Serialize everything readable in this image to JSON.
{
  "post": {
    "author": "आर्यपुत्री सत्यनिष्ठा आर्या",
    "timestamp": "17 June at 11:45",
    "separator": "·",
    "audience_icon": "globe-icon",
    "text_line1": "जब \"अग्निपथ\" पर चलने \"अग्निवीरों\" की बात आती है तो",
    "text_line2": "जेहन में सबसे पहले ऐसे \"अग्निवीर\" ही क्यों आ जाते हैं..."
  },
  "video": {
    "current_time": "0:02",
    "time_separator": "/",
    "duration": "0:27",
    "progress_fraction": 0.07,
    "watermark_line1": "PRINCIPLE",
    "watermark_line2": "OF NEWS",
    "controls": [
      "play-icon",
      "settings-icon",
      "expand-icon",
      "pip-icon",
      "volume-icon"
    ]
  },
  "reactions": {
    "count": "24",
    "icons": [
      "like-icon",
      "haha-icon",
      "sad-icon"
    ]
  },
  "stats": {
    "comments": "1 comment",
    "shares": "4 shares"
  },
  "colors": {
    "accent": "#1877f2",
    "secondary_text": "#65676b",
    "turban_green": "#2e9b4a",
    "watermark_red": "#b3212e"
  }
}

Exercise brief = Copy each entry exactly, with nothing added or dropped.

Expected answer =
Serialize everything readable in this image to JSON.
{
  "post": {
    "author": "आर्यपुत्री सत्यनिष्ठा आर्या",
    "timestamp": "17 June at 11:45",
    "separator": "·",
    "audience_icon": "globe-icon",
    "text_line1": "जब \"अग्निपथ\" पर चलने \"अग्निवीरों\" की बात आती है तो",
    "text_line2": "जेहन में सबसे पहले ऐसे \"अग्निवीर\" ही क्यों आ जाते हैं..."
  },
  "video": {
    "current_time": "0:02",
    "time_separator": "/",
    "duration": "0:27",
    "progress_fraction": 0.07,
    "watermark_line1": "PRINCIPLE",
    "watermark_line2": "OF NEWS",
    "controls": [
      "play-icon",
      "settings-icon",
      "expand-icon",
      "pip-icon",
      "volume-icon"
    ]
  },
  "reactions": {
    "count": "24",
    "icons": [
      "like-icon",
      "haha-icon",
      "sad-icon"
    ]
  },
  "stats": {
    "comments": "1 comment",
    "shares": "4 shares"
  },
  "colors": {
    "accent": "#1877f2",
    "secondary_text": "#65676b",
    "turban_green": "#2e9b4a",
    "watermark_red": "#b3212e"
  }
}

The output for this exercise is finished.